§ Exercise brief
Lines containing the word "horizontal" are to be located and copied.
#####
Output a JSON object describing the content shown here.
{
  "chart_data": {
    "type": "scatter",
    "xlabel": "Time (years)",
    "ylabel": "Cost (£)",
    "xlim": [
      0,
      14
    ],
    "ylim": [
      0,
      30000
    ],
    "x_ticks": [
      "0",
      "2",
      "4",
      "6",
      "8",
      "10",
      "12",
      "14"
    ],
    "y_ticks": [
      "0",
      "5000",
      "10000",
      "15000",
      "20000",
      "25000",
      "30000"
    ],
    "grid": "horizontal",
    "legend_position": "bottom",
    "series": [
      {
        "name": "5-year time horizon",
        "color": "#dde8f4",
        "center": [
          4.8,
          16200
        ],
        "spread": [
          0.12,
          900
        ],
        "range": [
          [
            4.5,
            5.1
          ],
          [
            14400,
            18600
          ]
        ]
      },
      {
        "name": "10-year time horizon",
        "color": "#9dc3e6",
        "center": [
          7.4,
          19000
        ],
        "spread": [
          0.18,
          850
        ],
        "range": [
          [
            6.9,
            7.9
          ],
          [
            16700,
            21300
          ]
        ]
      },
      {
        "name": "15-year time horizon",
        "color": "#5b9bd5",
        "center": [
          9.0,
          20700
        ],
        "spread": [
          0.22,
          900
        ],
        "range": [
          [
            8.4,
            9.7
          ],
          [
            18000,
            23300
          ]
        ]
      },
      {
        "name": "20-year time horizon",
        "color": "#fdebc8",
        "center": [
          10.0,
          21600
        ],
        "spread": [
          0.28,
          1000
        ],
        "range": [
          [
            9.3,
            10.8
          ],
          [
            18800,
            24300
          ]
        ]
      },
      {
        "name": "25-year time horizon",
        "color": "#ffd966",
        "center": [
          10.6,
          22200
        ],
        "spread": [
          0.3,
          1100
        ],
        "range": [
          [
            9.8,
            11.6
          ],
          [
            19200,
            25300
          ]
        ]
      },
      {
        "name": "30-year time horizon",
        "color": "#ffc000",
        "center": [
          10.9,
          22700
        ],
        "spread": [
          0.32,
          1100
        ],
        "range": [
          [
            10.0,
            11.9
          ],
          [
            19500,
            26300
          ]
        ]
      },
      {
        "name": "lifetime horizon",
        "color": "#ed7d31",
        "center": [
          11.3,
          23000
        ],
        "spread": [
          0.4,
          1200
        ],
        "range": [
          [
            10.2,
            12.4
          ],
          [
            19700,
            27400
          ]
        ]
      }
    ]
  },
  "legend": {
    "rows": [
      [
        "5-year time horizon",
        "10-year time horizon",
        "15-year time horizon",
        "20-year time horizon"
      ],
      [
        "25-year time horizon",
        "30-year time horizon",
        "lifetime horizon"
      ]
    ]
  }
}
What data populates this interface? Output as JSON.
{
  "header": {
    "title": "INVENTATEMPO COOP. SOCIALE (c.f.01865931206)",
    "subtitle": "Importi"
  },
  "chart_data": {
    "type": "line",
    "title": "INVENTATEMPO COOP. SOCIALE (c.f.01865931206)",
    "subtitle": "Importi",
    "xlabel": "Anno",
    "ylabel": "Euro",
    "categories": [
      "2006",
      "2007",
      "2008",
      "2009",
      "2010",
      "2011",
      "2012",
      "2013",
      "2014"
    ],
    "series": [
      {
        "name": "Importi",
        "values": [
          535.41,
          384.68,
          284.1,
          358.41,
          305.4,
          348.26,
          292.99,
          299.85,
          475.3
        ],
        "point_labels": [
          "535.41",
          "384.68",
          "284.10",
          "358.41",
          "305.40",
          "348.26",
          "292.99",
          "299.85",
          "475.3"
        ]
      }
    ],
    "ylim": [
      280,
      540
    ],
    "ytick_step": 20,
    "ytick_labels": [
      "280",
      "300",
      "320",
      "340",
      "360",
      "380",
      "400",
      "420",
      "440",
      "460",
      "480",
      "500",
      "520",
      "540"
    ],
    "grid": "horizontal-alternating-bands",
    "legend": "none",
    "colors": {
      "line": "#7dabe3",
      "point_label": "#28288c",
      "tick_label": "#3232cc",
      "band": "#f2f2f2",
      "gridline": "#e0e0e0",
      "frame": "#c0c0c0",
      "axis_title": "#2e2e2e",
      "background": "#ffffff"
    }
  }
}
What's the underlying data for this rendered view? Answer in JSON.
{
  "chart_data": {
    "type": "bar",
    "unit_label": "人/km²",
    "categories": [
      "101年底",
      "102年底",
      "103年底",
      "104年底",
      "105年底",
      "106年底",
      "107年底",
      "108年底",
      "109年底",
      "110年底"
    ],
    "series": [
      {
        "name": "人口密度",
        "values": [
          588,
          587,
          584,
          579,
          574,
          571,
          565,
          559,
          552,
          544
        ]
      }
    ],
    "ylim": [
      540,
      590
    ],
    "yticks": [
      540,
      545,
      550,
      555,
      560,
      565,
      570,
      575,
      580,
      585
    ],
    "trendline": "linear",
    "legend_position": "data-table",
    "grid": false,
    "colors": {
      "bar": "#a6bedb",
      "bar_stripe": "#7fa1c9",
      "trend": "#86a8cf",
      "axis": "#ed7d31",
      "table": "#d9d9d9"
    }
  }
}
#####
§ Response to the task
    "grid": "horizontal",
    "grid": "horizontal-alternating-bands",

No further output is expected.